What to work on: Return the records as they stand. No picture is to be included.
--- Records supplied ---
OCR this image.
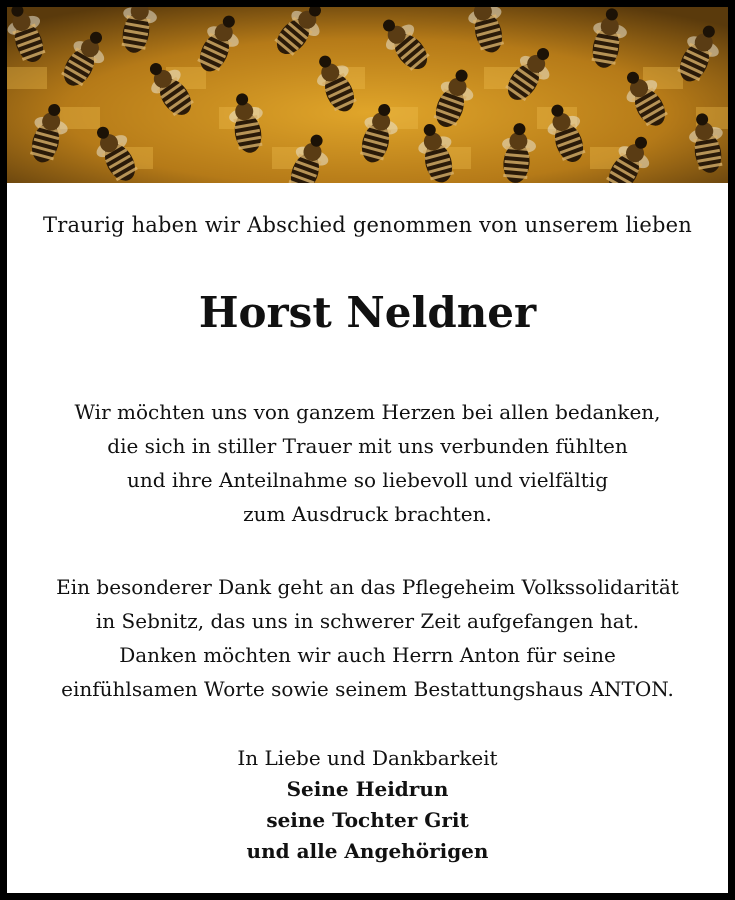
Traurig haben wir Abschied genommen von unserem lieben
Horst Neldner
Wir möchten uns von ganzem Herzen bei allen bedanken,
die sich in stiller Trauer mit uns verbunden fühlten
und ihre Anteilnahme so liebevoll und vielfältig
zum Ausdruck brachten.
Ein besonderer Dank geht an das Pflegeheim Volkssolidarität
in Sebnitz, das uns in schwerer Zeit aufgefangen hat.
Danken möchten wir auch Herrn Anton für seine
einfühlsamen Worte sowie seinem Bestattungshaus ANTON.
In Liebe und Dankbarkeit
Seine Heidrun
seine Tochter Grit
und alle Angehörigen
---
Solution for this task:
OCR this image.
Traurig haben wir Abschied genommen von unserem lieben
Horst Neldner
Wir möchten uns von ganzem Herzen bei allen bedanken,
die sich in stiller Trauer mit uns verbunden fühlten
und ihre Anteilnahme so liebevoll und vielfältig
zum Ausdruck brachten.
Ein besonderer Dank geht an das Pflegeheim Volkssolidarität
in Sebnitz, das uns in schwerer Zeit aufgefangen hat.
Danken möchten wir auch Herrn Anton für seine
einfühlsamen Worte sowie seinem Bestattungshaus ANTON.
In Liebe und Dankbarkeit
Seine Heidrun
seine Tochter Grit
und alle Angehörigen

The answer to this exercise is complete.